▶ DIRECTIVE 1:
In the records, rewrite the lines from the line with "chevron-right-icon[interactable]: › — [7, 66, 19, 77]" to the line with "tree-item-material-flow-system[interactable]: › Material", changing "Storage Bin" to "Storage Location" and leaving everything else as it is. Return only those lines.

┄┄┄┄┄┄┄┄┄┄┄┄┄┄┄┄┄┄┄┄

I hope only minimally. It can come in at any time (that's the partly
tricky part), but in general it tries to be very conservative and
non intrusive and just calls code used elsewhere.

-Andi

--
[email protected] -- Speaking for myself only.

2009-06-02 11:21:24

by Fengguang Wu

[permalink] [raw]
Subject: Re: [PATCH] [13/16] HWPOISON: The high level memory error handler in the VM v3

On Mon, Jun 01, 2009 at 10:40:51PM +0800, Nick Piggin wrote:
> On Mon, Jun 01, 2009 at 10:05:53PM +0800, Wu Fengguang wrote:
> > On Mon, Jun 01, 2009 at 07:50:46PM +0800, Nick Piggin wrote:
> > > The problem is that then you have lost synchronization in the
> > > pagecache. Nothing then prevents a new page from being put
> > > in there and trying to do IO to or from the same device as the
> > > currently running writeback.
> >
> > [ I'm not setting mine mind to get rid of wait_on_page_writeback(),
> > however I'm curious about the consequences of not doing it :) ]
> >
> > You are right in that IO can happen for a new page at the same file offset.
> > But I have analyzed that in another email:
> >
> > : The reason truncate_inode_pages_range() has to wait on writeback page
> > : is to ensure data integrity. Otherwise if there comes two events:
> > : truncate page A at offset X
> > : populate page B at offset X
> > : If A and B are all writeback pages, then B can hit disk first and then
> > : be overwritten by A. Which corrupts the data at offset X from user's POV.
> > :
> > : But for hwpoison, there are no such worries. If A is poisoned, we do
> > : our best to isolate it as well as intercepting its IO. If the interception
> > : fails, it will trigger another machine check before hitting the disk.
> > :
> > : After all, poisoned A means the data at offset X is already corrupted.
> > : It doesn't matter if there comes another B page.
> >
> > Does that make sense?
>
> But you just said that you try to intercept the IO. So the underlying
> data is not necessarily corrupt. And even if it was then what if it
> was reinitialized to something else in the meantime (such as filesystem
> metadata blocks?) You'd just be introducing worse possibilities for
> coruption.

┄┄┄┄┄┄┄┄┄┄┄┄┄┄┄┄┄┄┄┄

▶ DIRECTIVE 2:
Output the passage of the HWPOISON thread from "[permalink] [raw]" to "currently running writeback." word for word.

┄┄┄┄┄┄┄┄┄┄┄┄┄┄┄┄┄┄┄┄

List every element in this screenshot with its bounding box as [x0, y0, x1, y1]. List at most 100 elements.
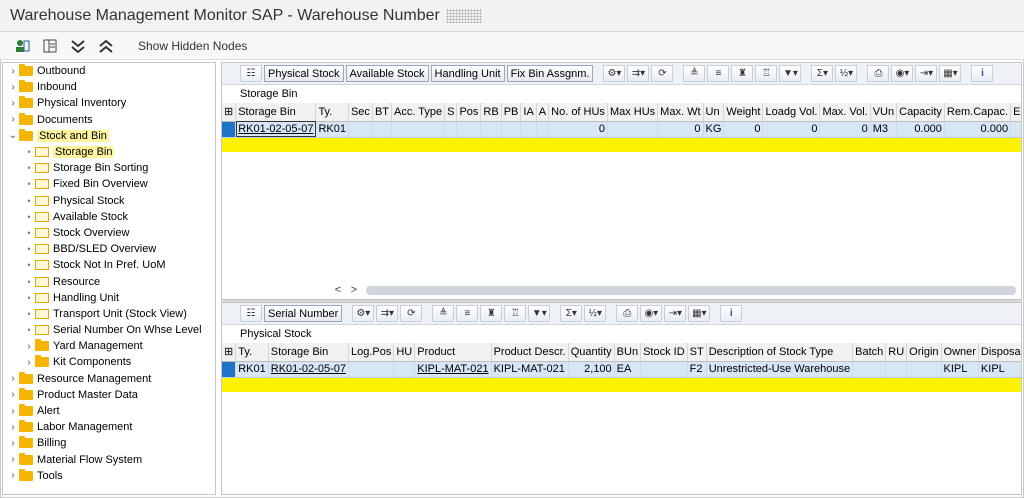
chevron-right-icon[interactable]: › — [7, 66, 19, 77]
column-header-storage-bin[interactable]: Storage Bin — [235, 103, 317, 122]
leaf-bullet-icon[interactable]: • — [23, 228, 35, 238]
column-header-loadg-vol[interactable]: Loadg Vol. — [762, 103, 821, 122]
tree-item-bbd-sled-overview[interactable]: • BBD/SLED Overview — [3, 241, 215, 257]
more-methods-icon[interactable]: ⇉▾ — [627, 65, 650, 82]
column-header-origin[interactable]: Origin — [906, 343, 942, 362]
details-icon[interactable]: ☷ — [240, 65, 262, 82]
refresh-icon[interactable]: ⟳ — [400, 305, 423, 322]
handling-unit-button[interactable]: Handling Unit — [430, 65, 505, 82]
column-header-vun[interactable]: VUn — [870, 103, 898, 122]
show-hidden-nodes-button[interactable]: Show Hidden Nodes — [138, 39, 247, 53]
find-icon[interactable]: ♜ — [731, 65, 754, 82]
tree-item-physical-stock[interactable]: • Physical Stock — [3, 193, 215, 209]
column-header-weight[interactable]: Weight — [723, 103, 764, 122]
column-header-ru[interactable]: RU — [885, 343, 908, 362]
chevron-right-icon[interactable]: › — [7, 470, 19, 481]
column-header-product[interactable]: Product — [414, 343, 492, 362]
chevron-right-icon[interactable]: › — [7, 454, 19, 465]
tree-item-serial-number-on-whse-level[interactable]: • Serial Number On Whse Level — [3, 322, 215, 338]
tree-item-material-flow-system[interactable]: › Material Flow System — [3, 452, 215, 468]
tree-item-inbound[interactable]: › Inbound — [3, 79, 215, 95]
collapse-all-icon[interactable] — [68, 37, 88, 55]
leaf-bullet-icon[interactable]: • — [23, 147, 35, 157]
leaf-bullet-icon[interactable]: • — [23, 163, 35, 173]
column-header-sec[interactable]: Sec — [348, 103, 373, 122]
chevron-right-icon[interactable]: › — [23, 357, 35, 368]
chevron-right-icon[interactable]: › — [7, 406, 19, 417]
tree-item-handling-unit[interactable]: • Handling Unit — [3, 290, 215, 306]
column-header-bun[interactable]: BUn — [614, 343, 642, 362]
tree-item-stock-not-in-pref-uom[interactable]: • Stock Not In Pref. UoM — [3, 257, 215, 273]
column-header-pos[interactable]: Pos — [456, 103, 482, 122]
row-selector[interactable] — [222, 361, 237, 378]
tree-item-stock-and-bin[interactable]: ⌄ Stock and Bin — [3, 128, 215, 144]
leaf-bullet-icon[interactable]: • — [23, 260, 35, 270]
select-all-icon[interactable]: ⊞ — [222, 343, 237, 362]
tree-item-labor-management[interactable]: › Labor Management — [3, 419, 215, 435]
select-all-icon[interactable]: ⊞ — [222, 103, 237, 122]
refresh-icon[interactable]: ⟳ — [651, 65, 674, 82]
leaf-bullet-icon[interactable]: • — [23, 212, 35, 222]
tree-item-kit-components[interactable]: › Kit Components — [3, 354, 215, 370]
chevron-down-icon[interactable]: ⌄ — [7, 130, 19, 141]
scroll-left-icon[interactable]: < — [330, 284, 346, 296]
tree-item-available-stock[interactable]: • Available Stock — [3, 209, 215, 225]
actions-menu-icon[interactable]: ⚙▾ — [603, 65, 626, 82]
column-header-owner[interactable]: Owner — [941, 343, 979, 362]
column-header-rem-capac[interactable]: Rem.Capac. — [944, 103, 1012, 122]
scroll-thumb[interactable] — [366, 285, 1016, 295]
physical-stock-button[interactable]: Physical Stock — [264, 65, 344, 82]
chevron-right-icon[interactable]: › — [7, 373, 19, 384]
column-header-quantity[interactable]: Quantity — [568, 343, 615, 362]
column-header-log-pos[interactable]: Log.Pos — [348, 343, 395, 362]
leaf-bullet-icon[interactable]: • — [23, 277, 35, 287]
column-header-no-of-hus[interactable]: No. of HUs — [548, 103, 608, 122]
views-icon[interactable]: ◉▾ — [640, 305, 663, 322]
print-icon[interactable]: ⎙ — [867, 65, 890, 82]
sort-descending-icon[interactable]: ≡ — [456, 305, 479, 322]
column-header-rb[interactable]: RB — [480, 103, 502, 122]
export-icon[interactable]: ⇥▾ — [664, 305, 687, 322]
layout-select-icon[interactable]: ▦▾ — [688, 305, 711, 322]
subtotal-icon[interactable]: ½▾ — [584, 305, 607, 322]
export-icon[interactable]: ⇥▾ — [915, 65, 938, 82]
tree-item-storage-bin-sorting[interactable]: • Storage Bin Sorting — [3, 160, 215, 176]
filter-icon[interactable]: ▼▾ — [779, 65, 802, 82]
tree-item-tools[interactable]: › Tools — [3, 468, 215, 484]
chevron-right-icon[interactable]: › — [7, 422, 19, 433]
column-header-ty[interactable]: Ty. — [315, 103, 349, 122]
tree-item-resource[interactable]: • Resource — [3, 273, 215, 289]
more-methods-icon[interactable]: ⇉▾ — [376, 305, 399, 322]
info-icon[interactable]: i — [971, 65, 994, 82]
leaf-bullet-icon[interactable]: • — [23, 179, 35, 189]
table-row[interactable]: RK01-02-05-07 RK01 0 0 KG 0 0 0 M3 0.000 0.000 — [222, 121, 1021, 138]
horizontal-scrollbar[interactable]: < > — [330, 283, 1020, 297]
column-header-empty[interactable]: Empty — [1010, 103, 1021, 122]
column-header-un[interactable]: Un — [703, 103, 725, 122]
chevron-right-icon[interactable]: › — [7, 114, 19, 125]
column-header-storage-bin[interactable]: Storage Bin — [268, 343, 349, 362]
chevron-right-icon[interactable]: › — [7, 82, 19, 93]
column-header-st[interactable]: ST — [687, 343, 707, 362]
column-header-max-vol[interactable]: Max. Vol. — [819, 103, 871, 122]
chevron-right-icon[interactable]: › — [7, 438, 19, 449]
tree-item-stock-overview[interactable]: • Stock Overview — [3, 225, 215, 241]
sum-icon[interactable]: Σ▾ — [811, 65, 834, 82]
fix-bin-assignment-button[interactable]: Fix Bin Assgnm. — [506, 65, 594, 82]
find-icon[interactable]: ♜ — [480, 305, 503, 322]
scroll-track[interactable] — [366, 285, 1016, 295]
print-icon[interactable]: ⎙ — [616, 305, 639, 322]
find-next-icon[interactable]: ♖ — [504, 305, 527, 322]
leaf-bullet-icon[interactable]: • — [23, 244, 35, 254]
column-header-batch[interactable]: Batch — [852, 343, 887, 362]
tree-item-yard-management[interactable]: › Yard Management — [3, 338, 215, 354]
tree-item-fixed-bin-overview[interactable]: • Fixed Bin Overview — [3, 176, 215, 192]
sort-descending-icon[interactable]: ≡ — [707, 65, 730, 82]
leaf-bullet-icon[interactable]: • — [23, 309, 35, 319]
tree-item-transport-unit-stock-view[interactable]: • Transport Unit (Stock View) — [3, 306, 215, 322]
column-header-stock-id[interactable]: Stock ID — [640, 343, 688, 362]
column-header-ty[interactable]: Ty. — [235, 343, 269, 362]
tree-item-documents[interactable]: › Documents — [3, 112, 215, 128]
column-header-max-wt[interactable]: Max. Wt — [657, 103, 704, 122]
cell-storage-bin[interactable]: RK01-02-05-07 — [268, 361, 349, 378]
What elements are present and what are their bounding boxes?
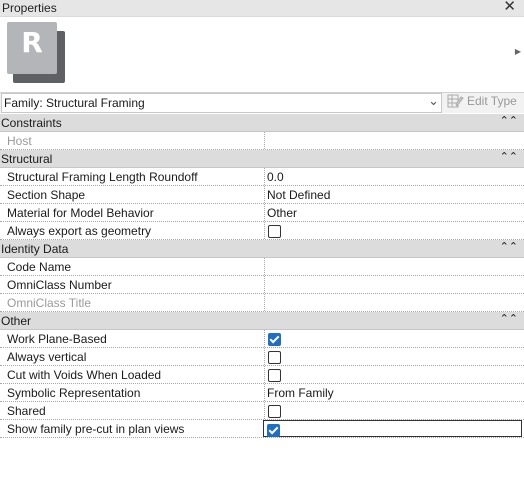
group-header-other[interactable]: Other ⌃⌃ bbox=[0, 312, 524, 330]
property-value: From Family bbox=[267, 386, 334, 400]
properties-grid: Constraints ⌃⌃ Host Structural ⌃⌃ Struct… bbox=[0, 114, 524, 438]
group-header-constraints[interactable]: Constraints ⌃⌃ bbox=[0, 114, 524, 132]
type-selector-value: Family: Structural Framing bbox=[4, 96, 145, 110]
collapse-icon[interactable]: ⌃⌃ bbox=[500, 150, 518, 163]
property-name: Section Shape bbox=[7, 188, 86, 202]
edit-type-button[interactable]: Edit Type bbox=[447, 94, 517, 109]
panel-title: Properties bbox=[2, 1, 57, 15]
property-value-cell[interactable] bbox=[264, 276, 522, 293]
group-label: Identity Data bbox=[1, 242, 69, 256]
property-value-cell[interactable]: Other bbox=[264, 204, 522, 221]
edit-type-icon bbox=[447, 94, 464, 108]
property-value-cell bbox=[264, 348, 522, 365]
property-name: Host bbox=[7, 134, 32, 148]
property-name: Always export as geometry bbox=[7, 224, 152, 238]
property-name: Material for Model Behavior bbox=[7, 206, 154, 220]
property-row-cut-voids[interactable]: Cut with Voids When Loaded bbox=[0, 366, 524, 384]
property-name: Code Name bbox=[7, 260, 72, 274]
property-row-export-geometry[interactable]: Always export as geometry bbox=[0, 222, 524, 240]
property-row-omniclass-number[interactable]: OmniClass Number bbox=[0, 276, 524, 294]
close-icon[interactable]: ✕ bbox=[503, 0, 516, 15]
property-value-cell[interactable] bbox=[264, 258, 522, 275]
property-value-cell bbox=[263, 420, 522, 437]
property-row-code-name[interactable]: Code Name bbox=[0, 258, 524, 276]
property-row-material-behavior[interactable]: Material for Model Behavior Other bbox=[0, 204, 524, 222]
property-row-symbolic-representation[interactable]: Symbolic Representation From Family bbox=[0, 384, 524, 402]
collapse-icon[interactable]: ⌃⌃ bbox=[500, 312, 518, 325]
property-name: OmniClass Number bbox=[7, 278, 112, 292]
property-name: OmniClass Title bbox=[7, 296, 92, 310]
collapse-icon[interactable]: ⌃⌃ bbox=[500, 114, 518, 127]
always-vertical-checkbox[interactable] bbox=[268, 351, 281, 364]
property-name: Work Plane-Based bbox=[7, 332, 107, 346]
property-name: Cut with Voids When Loaded bbox=[7, 368, 162, 382]
type-preview-area: R ▶ bbox=[0, 16, 524, 93]
logo-letter: R bbox=[21, 26, 43, 59]
property-name: Show family pre-cut in plan views bbox=[7, 422, 185, 436]
property-value-cell bbox=[264, 402, 522, 419]
group-label: Other bbox=[1, 314, 32, 328]
property-value-cell bbox=[264, 222, 522, 239]
group-header-identity-data[interactable]: Identity Data ⌃⌃ bbox=[0, 240, 524, 258]
property-row-host: Host bbox=[0, 132, 524, 150]
property-value: 0.0 bbox=[267, 170, 284, 184]
property-value: Other bbox=[267, 206, 298, 220]
cut-voids-checkbox[interactable] bbox=[268, 369, 281, 382]
property-value-cell bbox=[264, 366, 522, 383]
property-value-cell[interactable]: From Family bbox=[264, 384, 522, 401]
edit-type-label: Edit Type bbox=[467, 94, 517, 108]
property-name: Structural Framing Length Roundoff bbox=[7, 170, 198, 184]
export-geometry-checkbox[interactable] bbox=[268, 225, 281, 238]
property-row-section-shape[interactable]: Section Shape Not Defined bbox=[0, 186, 524, 204]
revit-family-icon: R bbox=[7, 22, 65, 84]
group-label: Constraints bbox=[1, 116, 62, 130]
group-label: Structural bbox=[1, 152, 53, 166]
property-name: Symbolic Representation bbox=[7, 386, 141, 400]
property-row-length-roundoff[interactable]: Structural Framing Length Roundoff 0.0 bbox=[0, 168, 524, 186]
property-value-cell bbox=[264, 132, 522, 149]
collapse-icon[interactable]: ⌃⌃ bbox=[500, 240, 518, 253]
chevron-down-icon[interactable]: ⌄ bbox=[428, 93, 439, 109]
type-selector-dropdown[interactable]: Family: Structural Framing ⌄ bbox=[1, 93, 442, 113]
property-row-omniclass-title: OmniClass Title bbox=[0, 294, 524, 312]
property-value-cell[interactable]: 0.0 bbox=[264, 168, 522, 185]
property-value: Not Defined bbox=[267, 188, 331, 202]
property-value-cell bbox=[264, 294, 522, 311]
properties-titlebar: Properties ✕ bbox=[0, 0, 524, 16]
show-precut-checkbox[interactable] bbox=[267, 424, 280, 437]
property-value-cell[interactable]: Not Defined bbox=[264, 186, 522, 203]
property-value-cell bbox=[264, 330, 522, 347]
preview-scroll-icon[interactable]: ▶ bbox=[515, 47, 521, 56]
group-header-structural[interactable]: Structural ⌃⌃ bbox=[0, 150, 524, 168]
property-name: Always vertical bbox=[7, 350, 87, 364]
property-name: Shared bbox=[7, 404, 46, 418]
property-row-work-plane-based[interactable]: Work Plane-Based bbox=[0, 330, 524, 348]
property-row-shared[interactable]: Shared bbox=[0, 402, 524, 420]
shared-checkbox[interactable] bbox=[268, 405, 281, 418]
work-plane-based-checkbox[interactable] bbox=[268, 333, 281, 346]
property-row-show-precut[interactable]: Show family pre-cut in plan views bbox=[0, 420, 524, 438]
type-selector-bar: Family: Structural Framing ⌄ Edit Type bbox=[0, 92, 524, 113]
property-row-always-vertical[interactable]: Always vertical bbox=[0, 348, 524, 366]
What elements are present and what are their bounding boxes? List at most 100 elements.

┄┄┄┄┄┄┄┄┄┄┄┄┄┄┄┄┄┄┄┄

▶ TASK SOLUTION 1:
chevron-right-icon[interactable]: › — [7, 66, 19, 77]
column-header-storage-bin[interactable]: Storage Location — [235, 103, 317, 122]
leaf-bullet-icon[interactable]: • — [23, 228, 35, 238]
column-header-loadg-vol[interactable]: Loadg Vol. — [762, 103, 821, 122]
tree-item-bbd-sled-overview[interactable]: • BBD/SLED Overview — [3, 241, 215, 257]
more-methods-icon[interactable]: ⇉▾ — [627, 65, 650, 82]
column-header-origin[interactable]: Origin — [906, 343, 942, 362]
details-icon[interactable]: ☷ — [240, 65, 262, 82]
refresh-icon[interactable]: ⟳ — [400, 305, 423, 322]
handling-unit-button[interactable]: Handling Unit — [430, 65, 505, 82]
column-header-vun[interactable]: VUn — [870, 103, 898, 122]
show-hidden-nodes-button[interactable]: Show Hidden Nodes — [138, 39, 247, 53]
find-icon[interactable]: ♜ — [731, 65, 754, 82]
tree-item-physical-stock[interactable]: • Physical Stock — [3, 193, 215, 209]
column-header-weight[interactable]: Weight — [723, 103, 764, 122]
column-header-ru[interactable]: RU — [885, 343, 908, 362]
chevron-right-icon[interactable]: › — [7, 470, 19, 481]
column-header-product[interactable]: Product — [414, 343, 492, 362]
chevron-right-icon[interactable]: › — [7, 454, 19, 465]
tree-item-serial-number-on-whse-level[interactable]: • Serial Number On Whse Level — [3, 322, 215, 338]
tree-item-material-flow-system[interactable]: › Material Flow System — [3, 452, 215, 468]

▶ TASK SOLUTION 2:
[permalink] [raw]
Subject: Re: [PATCH] [13/16] HWPOISON: The high level memory error handler in the VM v3

On Mon, Jun 01, 2009 at 10:40:51PM +0800, Nick Piggin wrote:
> On Mon, Jun 01, 2009 at 10:05:53PM +0800, Wu Fengguang wrote:
> > On Mon, Jun 01, 2009 at 07:50:46PM +0800, Nick Piggin wrote:
> > > The problem is that then you have lost synchronization in the
> > > pagecache. Nothing then prevents a new page from being put
> > > in there and trying to do IO to or from the same device as the
> > > currently running writeback.